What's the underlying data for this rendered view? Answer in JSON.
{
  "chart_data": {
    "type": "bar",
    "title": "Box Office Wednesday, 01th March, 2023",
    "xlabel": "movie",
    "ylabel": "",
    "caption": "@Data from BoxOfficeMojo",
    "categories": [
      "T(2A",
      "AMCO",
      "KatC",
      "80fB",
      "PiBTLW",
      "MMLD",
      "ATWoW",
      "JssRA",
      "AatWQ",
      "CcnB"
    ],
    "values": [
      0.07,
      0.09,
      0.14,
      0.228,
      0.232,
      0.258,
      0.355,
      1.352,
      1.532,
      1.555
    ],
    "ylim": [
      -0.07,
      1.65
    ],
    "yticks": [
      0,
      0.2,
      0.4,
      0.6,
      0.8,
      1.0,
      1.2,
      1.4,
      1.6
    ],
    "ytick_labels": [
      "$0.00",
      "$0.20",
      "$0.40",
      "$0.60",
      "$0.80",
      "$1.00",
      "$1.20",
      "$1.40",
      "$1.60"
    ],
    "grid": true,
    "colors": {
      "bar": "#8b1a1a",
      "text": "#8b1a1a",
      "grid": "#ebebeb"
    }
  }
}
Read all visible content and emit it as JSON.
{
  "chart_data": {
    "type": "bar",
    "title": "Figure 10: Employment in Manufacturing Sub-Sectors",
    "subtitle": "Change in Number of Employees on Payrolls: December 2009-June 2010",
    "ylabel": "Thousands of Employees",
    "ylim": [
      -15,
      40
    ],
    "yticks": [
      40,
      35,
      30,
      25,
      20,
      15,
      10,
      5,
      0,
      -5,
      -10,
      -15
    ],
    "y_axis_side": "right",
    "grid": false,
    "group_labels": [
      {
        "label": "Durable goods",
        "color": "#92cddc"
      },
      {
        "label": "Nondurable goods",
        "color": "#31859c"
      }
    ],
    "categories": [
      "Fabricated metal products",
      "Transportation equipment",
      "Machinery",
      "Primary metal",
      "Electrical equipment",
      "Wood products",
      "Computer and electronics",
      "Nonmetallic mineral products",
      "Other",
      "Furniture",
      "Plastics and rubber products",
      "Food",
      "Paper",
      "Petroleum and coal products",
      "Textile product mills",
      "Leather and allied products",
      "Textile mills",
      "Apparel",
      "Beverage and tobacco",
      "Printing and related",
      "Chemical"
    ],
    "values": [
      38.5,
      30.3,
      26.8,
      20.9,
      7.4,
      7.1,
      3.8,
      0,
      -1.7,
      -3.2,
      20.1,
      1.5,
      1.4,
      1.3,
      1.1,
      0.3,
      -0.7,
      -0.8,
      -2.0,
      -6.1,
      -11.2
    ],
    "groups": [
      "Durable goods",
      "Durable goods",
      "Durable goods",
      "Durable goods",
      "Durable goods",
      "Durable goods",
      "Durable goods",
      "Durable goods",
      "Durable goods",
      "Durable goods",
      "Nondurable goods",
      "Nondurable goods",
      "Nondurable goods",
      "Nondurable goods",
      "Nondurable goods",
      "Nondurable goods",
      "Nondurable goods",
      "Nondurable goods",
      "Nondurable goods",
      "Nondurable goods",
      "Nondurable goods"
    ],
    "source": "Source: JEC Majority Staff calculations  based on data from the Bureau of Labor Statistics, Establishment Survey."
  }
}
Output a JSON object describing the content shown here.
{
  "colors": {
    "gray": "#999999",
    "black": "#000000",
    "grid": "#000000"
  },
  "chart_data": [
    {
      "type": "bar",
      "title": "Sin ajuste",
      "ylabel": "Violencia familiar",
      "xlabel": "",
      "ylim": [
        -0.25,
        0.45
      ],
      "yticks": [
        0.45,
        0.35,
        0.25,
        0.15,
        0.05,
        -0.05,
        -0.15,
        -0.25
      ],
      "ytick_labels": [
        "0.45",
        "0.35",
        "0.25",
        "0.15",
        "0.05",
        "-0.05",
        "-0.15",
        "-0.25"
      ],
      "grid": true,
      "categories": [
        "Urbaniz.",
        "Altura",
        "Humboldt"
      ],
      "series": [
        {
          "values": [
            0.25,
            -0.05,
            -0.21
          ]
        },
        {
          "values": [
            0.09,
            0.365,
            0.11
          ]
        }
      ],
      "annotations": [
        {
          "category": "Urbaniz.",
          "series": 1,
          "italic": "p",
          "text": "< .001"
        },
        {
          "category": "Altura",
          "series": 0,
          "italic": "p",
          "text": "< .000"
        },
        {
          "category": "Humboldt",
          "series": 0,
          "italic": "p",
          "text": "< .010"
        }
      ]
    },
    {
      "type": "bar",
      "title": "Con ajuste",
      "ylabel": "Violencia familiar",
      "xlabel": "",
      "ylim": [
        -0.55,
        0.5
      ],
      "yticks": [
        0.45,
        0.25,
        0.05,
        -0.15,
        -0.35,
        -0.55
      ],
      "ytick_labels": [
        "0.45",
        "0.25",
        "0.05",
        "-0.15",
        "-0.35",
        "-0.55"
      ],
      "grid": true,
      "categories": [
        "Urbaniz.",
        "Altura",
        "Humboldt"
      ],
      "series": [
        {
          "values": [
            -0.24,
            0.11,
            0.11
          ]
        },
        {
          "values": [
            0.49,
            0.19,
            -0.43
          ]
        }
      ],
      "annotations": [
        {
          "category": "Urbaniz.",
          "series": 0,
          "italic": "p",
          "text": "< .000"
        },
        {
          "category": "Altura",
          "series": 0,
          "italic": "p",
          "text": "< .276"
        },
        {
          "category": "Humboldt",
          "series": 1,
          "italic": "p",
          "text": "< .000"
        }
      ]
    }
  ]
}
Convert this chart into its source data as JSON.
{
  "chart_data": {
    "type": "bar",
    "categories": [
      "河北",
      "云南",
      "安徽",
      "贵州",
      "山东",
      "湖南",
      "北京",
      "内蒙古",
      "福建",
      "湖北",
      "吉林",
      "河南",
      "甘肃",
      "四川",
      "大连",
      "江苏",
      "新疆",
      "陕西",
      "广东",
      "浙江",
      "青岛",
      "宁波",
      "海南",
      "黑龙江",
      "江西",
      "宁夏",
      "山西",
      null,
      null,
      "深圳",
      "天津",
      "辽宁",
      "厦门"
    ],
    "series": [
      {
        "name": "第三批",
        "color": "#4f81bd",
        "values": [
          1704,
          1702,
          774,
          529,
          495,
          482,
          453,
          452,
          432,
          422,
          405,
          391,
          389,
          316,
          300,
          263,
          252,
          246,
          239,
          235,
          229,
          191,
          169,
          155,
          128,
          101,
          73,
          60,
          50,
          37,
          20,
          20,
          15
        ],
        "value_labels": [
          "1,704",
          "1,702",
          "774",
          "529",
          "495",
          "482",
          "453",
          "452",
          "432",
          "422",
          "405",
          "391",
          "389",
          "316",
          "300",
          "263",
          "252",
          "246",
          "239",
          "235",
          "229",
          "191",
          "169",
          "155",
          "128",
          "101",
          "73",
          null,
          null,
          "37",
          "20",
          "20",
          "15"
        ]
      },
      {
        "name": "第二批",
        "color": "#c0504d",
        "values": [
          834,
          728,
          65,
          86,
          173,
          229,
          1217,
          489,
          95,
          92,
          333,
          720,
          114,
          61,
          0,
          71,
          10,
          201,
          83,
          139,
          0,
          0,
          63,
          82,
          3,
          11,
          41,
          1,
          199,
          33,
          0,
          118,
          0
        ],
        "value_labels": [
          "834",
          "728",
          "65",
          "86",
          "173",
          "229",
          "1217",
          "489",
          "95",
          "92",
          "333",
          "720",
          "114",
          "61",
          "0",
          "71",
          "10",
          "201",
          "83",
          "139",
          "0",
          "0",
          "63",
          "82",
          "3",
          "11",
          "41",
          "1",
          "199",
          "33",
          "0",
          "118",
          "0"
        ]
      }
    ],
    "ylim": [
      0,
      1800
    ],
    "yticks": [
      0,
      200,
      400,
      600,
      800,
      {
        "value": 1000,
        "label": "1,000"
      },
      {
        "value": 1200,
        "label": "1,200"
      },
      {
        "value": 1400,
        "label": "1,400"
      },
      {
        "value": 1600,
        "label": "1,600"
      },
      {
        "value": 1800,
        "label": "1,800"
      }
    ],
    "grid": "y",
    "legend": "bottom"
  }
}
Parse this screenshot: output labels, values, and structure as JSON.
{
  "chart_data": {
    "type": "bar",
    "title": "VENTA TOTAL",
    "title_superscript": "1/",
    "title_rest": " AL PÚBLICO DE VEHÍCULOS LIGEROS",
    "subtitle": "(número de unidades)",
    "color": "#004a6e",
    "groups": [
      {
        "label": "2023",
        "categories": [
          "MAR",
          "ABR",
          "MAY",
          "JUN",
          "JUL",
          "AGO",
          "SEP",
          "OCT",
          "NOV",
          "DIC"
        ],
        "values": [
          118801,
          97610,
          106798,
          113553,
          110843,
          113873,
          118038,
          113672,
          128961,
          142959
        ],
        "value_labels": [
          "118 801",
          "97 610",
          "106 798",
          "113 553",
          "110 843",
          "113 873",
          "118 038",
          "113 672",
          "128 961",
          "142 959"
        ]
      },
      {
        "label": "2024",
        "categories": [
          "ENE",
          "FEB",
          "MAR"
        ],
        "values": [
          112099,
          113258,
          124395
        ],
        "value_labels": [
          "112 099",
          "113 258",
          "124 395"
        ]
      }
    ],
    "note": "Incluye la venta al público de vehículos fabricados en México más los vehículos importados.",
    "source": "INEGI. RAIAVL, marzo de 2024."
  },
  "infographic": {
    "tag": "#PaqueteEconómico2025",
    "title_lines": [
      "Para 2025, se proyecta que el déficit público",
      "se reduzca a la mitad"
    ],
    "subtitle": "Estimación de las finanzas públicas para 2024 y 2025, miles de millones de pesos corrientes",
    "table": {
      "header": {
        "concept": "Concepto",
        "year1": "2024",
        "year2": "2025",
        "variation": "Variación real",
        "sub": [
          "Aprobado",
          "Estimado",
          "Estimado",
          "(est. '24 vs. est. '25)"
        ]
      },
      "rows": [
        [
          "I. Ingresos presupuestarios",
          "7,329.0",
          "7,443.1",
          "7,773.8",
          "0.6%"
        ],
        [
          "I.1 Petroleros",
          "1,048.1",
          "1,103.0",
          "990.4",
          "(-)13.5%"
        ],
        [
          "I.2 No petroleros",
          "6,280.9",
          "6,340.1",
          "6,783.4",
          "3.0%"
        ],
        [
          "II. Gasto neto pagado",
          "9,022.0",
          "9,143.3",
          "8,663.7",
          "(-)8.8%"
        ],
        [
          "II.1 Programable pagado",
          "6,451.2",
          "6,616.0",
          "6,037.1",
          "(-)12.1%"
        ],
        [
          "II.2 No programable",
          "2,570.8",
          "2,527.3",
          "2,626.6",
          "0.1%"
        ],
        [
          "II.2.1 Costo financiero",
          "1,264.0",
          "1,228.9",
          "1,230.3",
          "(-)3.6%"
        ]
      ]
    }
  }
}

Your objective -
Select every line in the records above that contains the word "from".

Exercise output -
    "caption": "@Data from BoxOfficeMojo",
    "source": "Source: JEC Majority Staff calculations  based on data from the Bureau of Labor Statistics, Establishment Survey."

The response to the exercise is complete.